Extracted text:
Against Overreliance on Filenames For Metadata

Author: Alyssa Riceman

Posted: 2021-10-15

Updated: 2023-10-20

Several years ago, I was trying to extract some images out of an AZW6 container file. With some digging online, I found a script which purported to assist in doing just that, ran it against the container… and it returned an error claiming the target file wasn’t an AZW6 file. It took over an hour of haphazard debugging before I figured out what was wrong: the file’s name was <filename>.azw.res, and the script was assuming that the lack of .azw6 extension meant it wasn’t an AZW6 file, without even bothering to check its internals before throwing that error and shutting down. As soon as I renamed the file to <filename>.azw6 and re-ran the script against it, the extraction went off without a hitch.

This case is illustrative, I think, of why overreliance on filenames as a source of metadata is a bad habit which programmers should do their best to break themselves from.

Now, before I start going into more depth, I should note the scope of my claims here:

I take no issue with programs caring about precise filenames for their own internal files; there’s nothing wrong with, say, having a config.toml file next to your executable, packaged in as part of the program, and having the executable throw an error if that file is absent.
I take only minimal issue with programs which place rigid requirements on filenames for files which users will create for the express purpose of controlling those programs, as long as those formulae are unlikely to collide with the users’ other files. There’s nothing egregiously wrong, for instance, with requiring that gitignore files have the name .gitignore as opposed to some other name. (What issue I do take with this is largely a matter of personal aesthetics, outside of the scope of this post’s arguments.)
I take no issue with allowing users to use filename as one method out of many for feeding important metadata to a given program. My objection isn’t to allowing the use of filenames as a source of metadata, but only to requiring it.
I do take issue with any scenario in which a program requires that files created for purposes other than reading-by-that-program be renamed to fit a particular pattern before the program can productively interact with them.
Programs like Calibre which create internal copies of input files, rigidly named in that internal context but without requiring manual renaming of the external file, are an edge case which I may or may not take issue with depending on details, but are outside of the scope of this post’s arguments.

Why Not Use Filenames For Metadata?

Information supplied:

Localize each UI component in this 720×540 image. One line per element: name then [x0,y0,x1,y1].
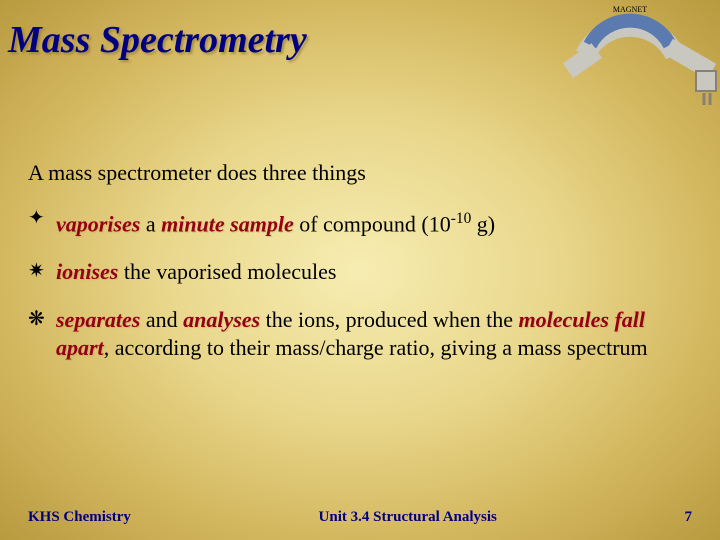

==

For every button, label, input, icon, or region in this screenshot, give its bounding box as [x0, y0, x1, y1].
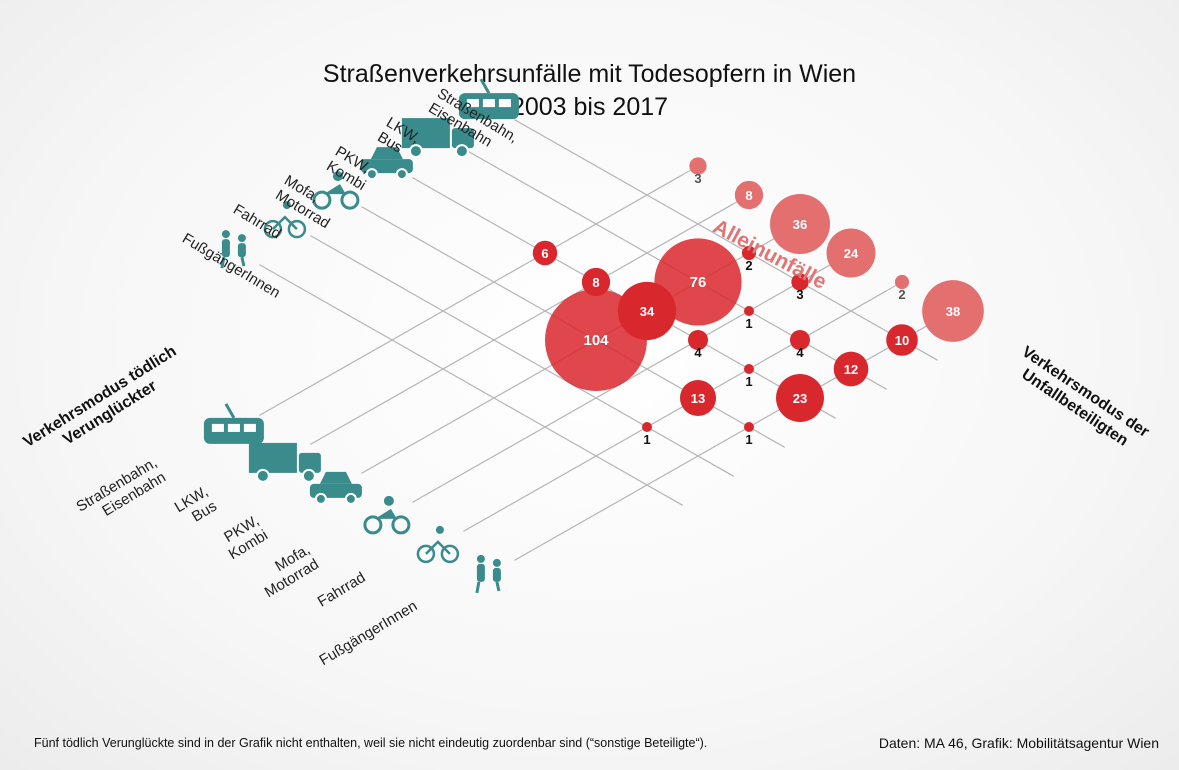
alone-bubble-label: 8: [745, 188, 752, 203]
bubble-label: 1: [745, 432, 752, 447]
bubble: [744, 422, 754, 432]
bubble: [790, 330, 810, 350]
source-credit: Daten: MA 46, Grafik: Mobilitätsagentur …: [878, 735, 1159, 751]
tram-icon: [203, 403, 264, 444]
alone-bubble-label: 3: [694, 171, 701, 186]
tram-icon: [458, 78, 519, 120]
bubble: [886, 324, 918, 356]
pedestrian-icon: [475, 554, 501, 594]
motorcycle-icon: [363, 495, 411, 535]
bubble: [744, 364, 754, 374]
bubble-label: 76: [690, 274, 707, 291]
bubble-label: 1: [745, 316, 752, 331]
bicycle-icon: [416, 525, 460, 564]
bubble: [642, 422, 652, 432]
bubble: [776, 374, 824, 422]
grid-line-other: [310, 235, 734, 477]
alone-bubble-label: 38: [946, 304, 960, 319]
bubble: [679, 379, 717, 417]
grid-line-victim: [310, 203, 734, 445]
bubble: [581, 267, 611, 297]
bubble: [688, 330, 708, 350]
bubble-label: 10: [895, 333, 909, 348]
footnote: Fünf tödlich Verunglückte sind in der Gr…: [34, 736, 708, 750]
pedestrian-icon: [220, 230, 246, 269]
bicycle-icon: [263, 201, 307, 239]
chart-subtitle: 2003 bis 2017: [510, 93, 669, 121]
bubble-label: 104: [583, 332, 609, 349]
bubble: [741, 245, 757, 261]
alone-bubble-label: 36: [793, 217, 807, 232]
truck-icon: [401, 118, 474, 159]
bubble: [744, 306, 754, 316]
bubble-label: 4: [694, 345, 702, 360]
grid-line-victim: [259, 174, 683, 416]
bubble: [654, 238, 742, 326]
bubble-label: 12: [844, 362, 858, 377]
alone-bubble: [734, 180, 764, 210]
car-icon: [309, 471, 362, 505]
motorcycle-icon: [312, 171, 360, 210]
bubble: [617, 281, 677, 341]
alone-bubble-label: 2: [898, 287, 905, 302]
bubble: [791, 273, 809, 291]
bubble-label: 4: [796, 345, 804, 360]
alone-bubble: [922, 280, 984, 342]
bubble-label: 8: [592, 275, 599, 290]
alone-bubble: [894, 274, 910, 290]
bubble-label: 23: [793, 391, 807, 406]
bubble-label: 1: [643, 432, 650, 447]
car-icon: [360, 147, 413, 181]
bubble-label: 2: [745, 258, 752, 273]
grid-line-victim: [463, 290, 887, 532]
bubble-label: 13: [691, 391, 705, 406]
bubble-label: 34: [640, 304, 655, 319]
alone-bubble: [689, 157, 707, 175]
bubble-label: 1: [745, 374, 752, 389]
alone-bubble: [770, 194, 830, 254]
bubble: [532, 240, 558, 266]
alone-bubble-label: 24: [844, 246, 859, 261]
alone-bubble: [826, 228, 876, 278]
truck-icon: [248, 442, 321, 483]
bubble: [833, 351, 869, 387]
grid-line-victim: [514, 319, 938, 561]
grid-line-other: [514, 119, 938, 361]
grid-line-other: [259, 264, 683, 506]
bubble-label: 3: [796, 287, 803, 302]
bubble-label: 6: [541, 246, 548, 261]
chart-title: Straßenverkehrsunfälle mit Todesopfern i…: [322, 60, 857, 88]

...

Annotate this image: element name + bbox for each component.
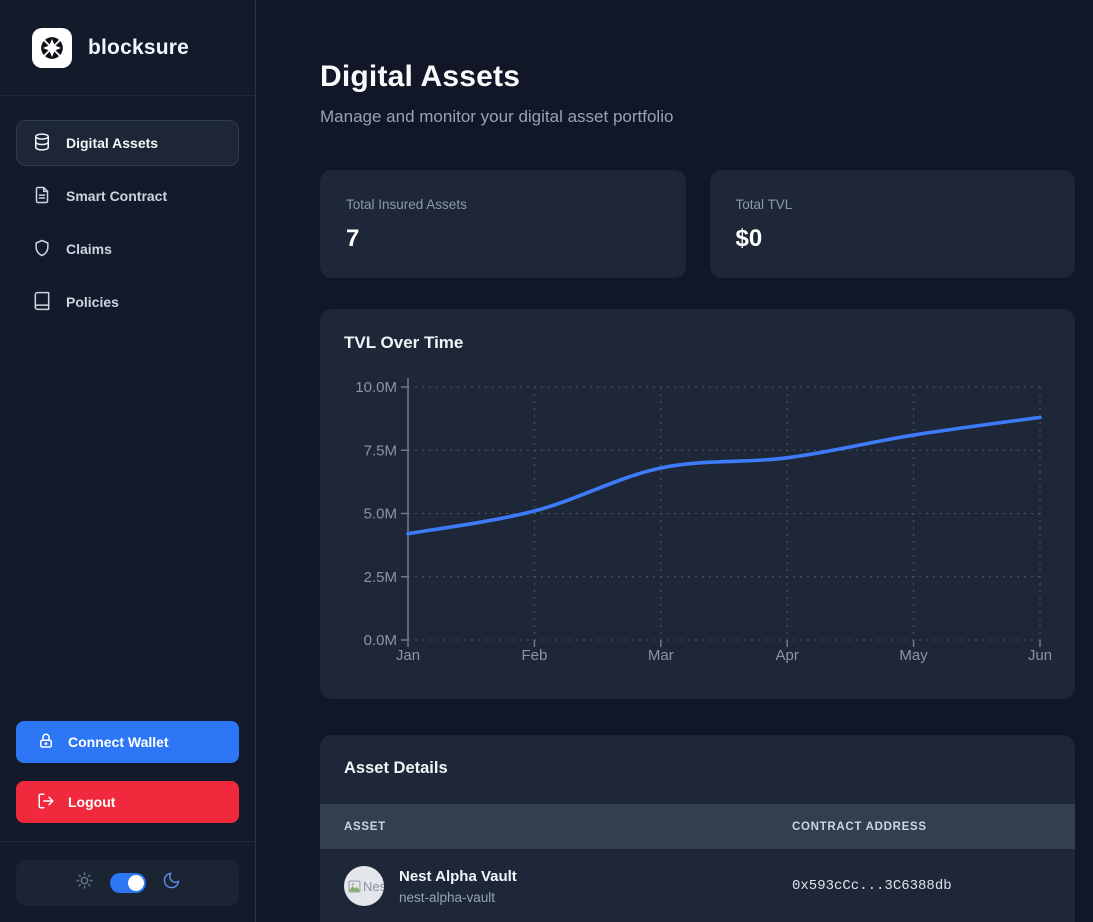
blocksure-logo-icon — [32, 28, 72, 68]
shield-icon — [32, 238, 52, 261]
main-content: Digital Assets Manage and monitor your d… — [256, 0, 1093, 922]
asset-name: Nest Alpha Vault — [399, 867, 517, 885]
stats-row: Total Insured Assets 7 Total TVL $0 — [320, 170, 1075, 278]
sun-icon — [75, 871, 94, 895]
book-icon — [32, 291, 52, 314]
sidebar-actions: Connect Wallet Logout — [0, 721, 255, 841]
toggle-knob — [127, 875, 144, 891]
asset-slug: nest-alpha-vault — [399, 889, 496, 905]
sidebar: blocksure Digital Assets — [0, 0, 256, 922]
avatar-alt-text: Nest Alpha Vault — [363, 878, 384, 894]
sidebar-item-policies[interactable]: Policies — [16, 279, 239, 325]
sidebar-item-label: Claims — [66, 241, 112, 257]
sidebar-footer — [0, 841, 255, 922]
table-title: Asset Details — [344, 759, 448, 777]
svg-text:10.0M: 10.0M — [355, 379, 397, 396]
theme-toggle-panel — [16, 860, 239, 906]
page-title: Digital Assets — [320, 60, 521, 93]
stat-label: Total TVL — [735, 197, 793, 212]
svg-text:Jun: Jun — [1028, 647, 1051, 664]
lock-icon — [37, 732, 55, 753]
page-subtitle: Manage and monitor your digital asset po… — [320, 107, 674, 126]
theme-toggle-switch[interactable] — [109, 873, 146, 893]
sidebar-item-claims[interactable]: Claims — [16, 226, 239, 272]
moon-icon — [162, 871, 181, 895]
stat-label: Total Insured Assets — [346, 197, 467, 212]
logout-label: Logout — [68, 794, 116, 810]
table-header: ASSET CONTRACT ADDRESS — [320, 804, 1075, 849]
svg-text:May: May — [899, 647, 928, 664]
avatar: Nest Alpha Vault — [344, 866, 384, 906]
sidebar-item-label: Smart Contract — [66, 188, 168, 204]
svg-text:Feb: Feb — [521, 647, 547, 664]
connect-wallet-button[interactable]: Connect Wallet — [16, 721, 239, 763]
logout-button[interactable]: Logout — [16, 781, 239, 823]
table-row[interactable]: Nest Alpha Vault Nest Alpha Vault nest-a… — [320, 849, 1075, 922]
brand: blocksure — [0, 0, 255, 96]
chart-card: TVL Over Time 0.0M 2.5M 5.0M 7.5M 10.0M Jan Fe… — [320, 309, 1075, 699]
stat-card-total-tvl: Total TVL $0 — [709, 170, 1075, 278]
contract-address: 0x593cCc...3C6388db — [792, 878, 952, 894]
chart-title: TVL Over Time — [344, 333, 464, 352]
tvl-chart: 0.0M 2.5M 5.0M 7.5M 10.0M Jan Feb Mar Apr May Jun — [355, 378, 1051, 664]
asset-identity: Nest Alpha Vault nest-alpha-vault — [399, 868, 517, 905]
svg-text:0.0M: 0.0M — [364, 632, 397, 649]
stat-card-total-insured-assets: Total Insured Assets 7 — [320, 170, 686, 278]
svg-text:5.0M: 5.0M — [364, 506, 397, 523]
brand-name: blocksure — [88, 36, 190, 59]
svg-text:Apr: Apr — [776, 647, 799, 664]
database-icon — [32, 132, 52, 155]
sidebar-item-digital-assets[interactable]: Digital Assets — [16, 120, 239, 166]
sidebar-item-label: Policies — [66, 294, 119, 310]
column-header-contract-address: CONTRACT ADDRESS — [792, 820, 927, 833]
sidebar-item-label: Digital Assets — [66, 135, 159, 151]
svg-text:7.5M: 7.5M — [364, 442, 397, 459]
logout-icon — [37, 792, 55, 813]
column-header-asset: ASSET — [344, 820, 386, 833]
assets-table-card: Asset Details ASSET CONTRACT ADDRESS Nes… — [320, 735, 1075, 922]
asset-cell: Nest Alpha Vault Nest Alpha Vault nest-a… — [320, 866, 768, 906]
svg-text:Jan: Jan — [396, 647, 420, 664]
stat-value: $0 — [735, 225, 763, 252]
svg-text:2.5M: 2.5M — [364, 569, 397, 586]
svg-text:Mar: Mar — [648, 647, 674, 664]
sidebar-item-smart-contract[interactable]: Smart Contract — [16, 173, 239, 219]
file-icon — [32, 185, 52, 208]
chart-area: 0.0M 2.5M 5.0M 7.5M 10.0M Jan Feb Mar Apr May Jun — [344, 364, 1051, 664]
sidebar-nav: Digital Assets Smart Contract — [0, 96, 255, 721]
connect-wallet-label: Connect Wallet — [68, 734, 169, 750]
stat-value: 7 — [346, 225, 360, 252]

Required work:
**1)** Copy the rows from the line containing "For every button, label, input, icon, or" up to and including the line containing "bubble: [790, 330, 810, 350]", character for character, leaving out the pictures.
**2)** Pick up the essay on overreliance on filenames for metadata at the point where it stops, and keep writing it.

Task-by-task outputs:
**1)**
For every button, label, input, icon, or region in this screenshot, give its bounding box as [x0, y0, x1, y1].
alone-bubble-label: 8: [745, 188, 752, 203]
bubble-label: 1: [745, 432, 752, 447]
bubble: [744, 422, 754, 432]
bubble: [790, 330, 810, 350]

**2)**
In short: because filenames fill many different functions in many different contexts and you shouldn’t overload them more than necessary, because different people have different conventions they prefer to follow with their file-organization and are unlikely to benefit from being forced into uniformity, and because there are alternative metadata-tagging options available which lack these flaws.

In long: well, consider a file system. There are some common conventions—you’ve got a relatively-standardized structure for system files based on your OS, and then you’ve got a user folder containing a documents subfolder, a pictures subfolder, a music subfolder, a videos subfolder, and a few others—but there’s no standardization beyond that. Users will naturally organize their files into those folders, and sort them within those folders, according to those users’ personal senses of what makes for a sensible organizational scheme. Some people just throw everything onto their desktop, some (me) come up with carefully-thought-through bucketing patterns to ensure everything is sorted somewhere intuitive, some just toss everything into an automatic library-manager like Calibre or iTunes and let that program handle file-sorting from there, et cetera.

Crucially: filenames are as much a part of that process of organization as directory structure is. Different people are going to have different file naming schemes they find intuitive. Some will end up with a bunch of files called Untitled.png and Untitled (2).png and so forth, some will keep whatever name their files had upon initial download, some will do descriptive filenames like Pretty city skyline.png and EVEN PRETTIER city skyline.png, some will put in whatever bits of relatively-conventional metadata they find most important ($ARTISTNAME - $PIECENAME for each picture), et cetera. Many will follow different such schemes in different parts of their file system, based on what’s easiest and most intuitive in those respective parts.

As soon as a program starts demanding that users name their files in specific ways in order for the program to work correctly, the possibility of doing this with the relevant files falls apart. Needing to rename <filename>.azw.res to <filename>.azw6 breaks the “keep original filename from download” scheme, for example.

(As an aside, this objection holds just as strongly to demanding that files be in particular directories in order for the program to work right. When files need to be in C:\\Users\Alyssa\Dropbox in order for Dropbox to sync them, that forces all sorts of constraints on my ability to sort my files usefully. (Onto another hard drive, for example.) This is probably the single biggest reason I eventually switched over from Dropbox to MEGA: MEGA lets you designate arbitrary folders as sync-targets, rather than just creating a single one and forcing all syncing to be done through that folder.)

What Should Happen Instead?

Well, there are a lot of different things that different programs might try to use filenames as metadata for, and as such there are a lot of different answers here. But I’ll try to cover a few common cases, at least, and hopefully my answers here will be usefully extrapolable to use cases I haven’t covered.

1. Recognizing File Format

One common use case, as seen in the AZW6 example above, is to use file extensions in order to recognize the files’ formats. That example also neatly illustrates how that method can easily go wrong.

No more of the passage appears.